# [Raw data]
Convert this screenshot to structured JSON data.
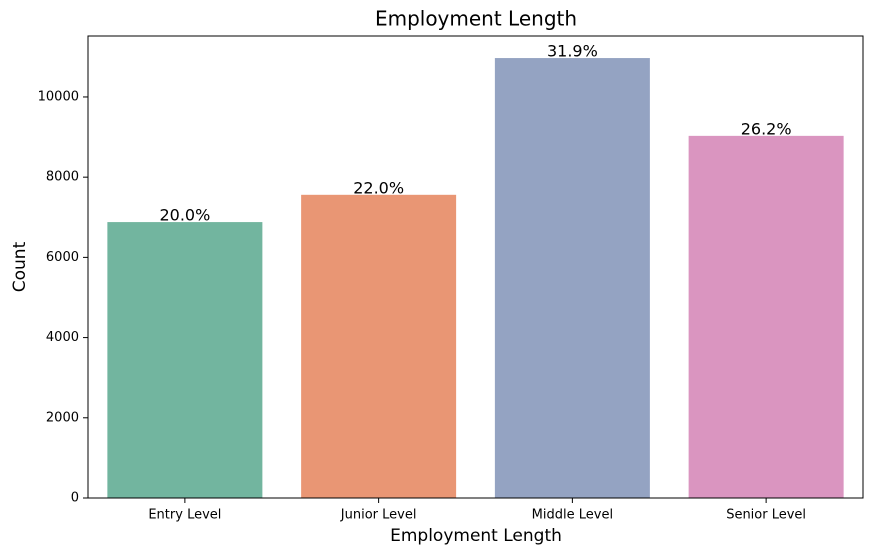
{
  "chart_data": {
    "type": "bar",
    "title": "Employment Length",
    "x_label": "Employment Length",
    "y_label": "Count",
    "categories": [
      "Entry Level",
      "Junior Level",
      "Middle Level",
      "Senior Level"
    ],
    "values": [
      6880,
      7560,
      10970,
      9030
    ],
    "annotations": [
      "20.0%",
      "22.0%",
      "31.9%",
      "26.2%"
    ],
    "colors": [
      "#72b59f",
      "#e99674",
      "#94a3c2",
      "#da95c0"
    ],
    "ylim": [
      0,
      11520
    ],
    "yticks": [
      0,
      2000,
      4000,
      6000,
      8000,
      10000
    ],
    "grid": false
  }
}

# [Your goal]
Return every line in the listing that contains the word "Employment".

# [Output of the task]
    "title": "Employment Length",
    "x_label": "Employment Length",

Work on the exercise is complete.